* Written request *
Search the records for the word "Husband" and pick out every line that has it.

* Given entries *
-- Start --

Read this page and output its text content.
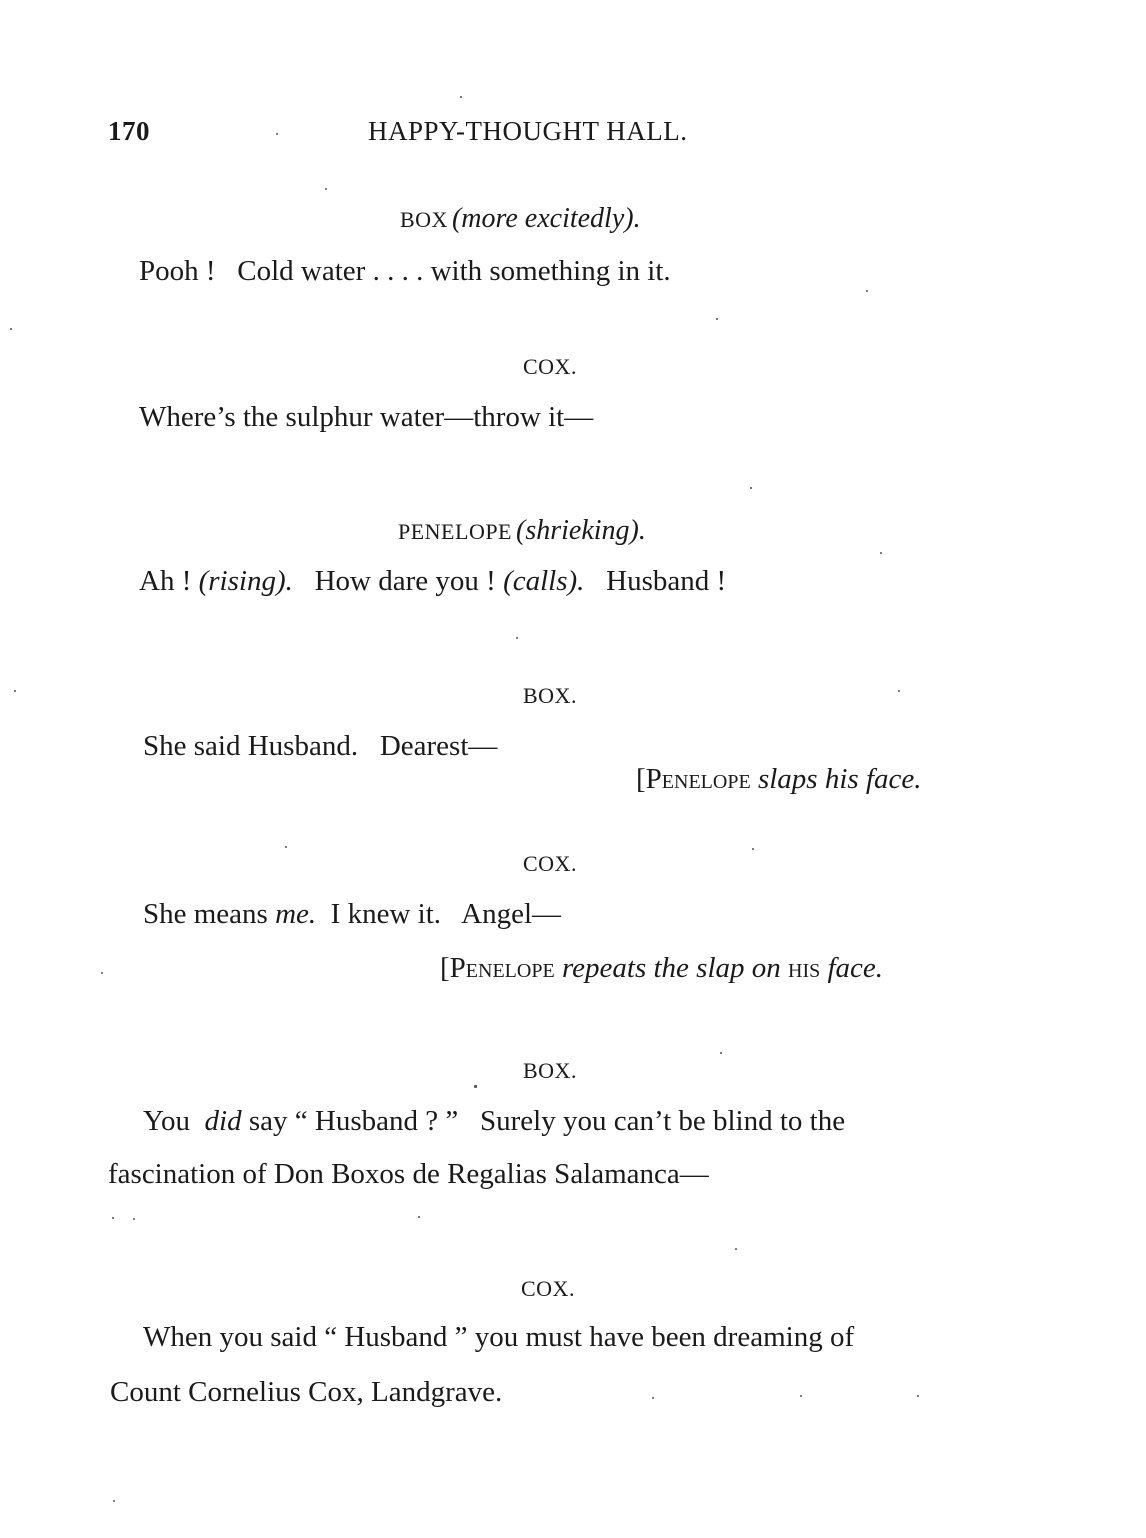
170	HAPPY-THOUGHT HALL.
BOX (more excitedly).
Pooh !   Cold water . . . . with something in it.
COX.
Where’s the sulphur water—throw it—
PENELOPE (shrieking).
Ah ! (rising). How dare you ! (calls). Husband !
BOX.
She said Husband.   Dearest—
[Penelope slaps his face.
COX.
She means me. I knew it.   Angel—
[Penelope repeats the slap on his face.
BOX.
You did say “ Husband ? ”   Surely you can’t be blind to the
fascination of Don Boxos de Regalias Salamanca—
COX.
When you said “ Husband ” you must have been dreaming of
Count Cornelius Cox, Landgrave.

-- End --

* Reply *
Ah ! (rising). How dare you ! (calls). Husband !
She said Husband.   Dearest—
You did say “ Husband ? ”   Surely you can’t be blind to the
When you said “ Husband ” you must have been dreaming of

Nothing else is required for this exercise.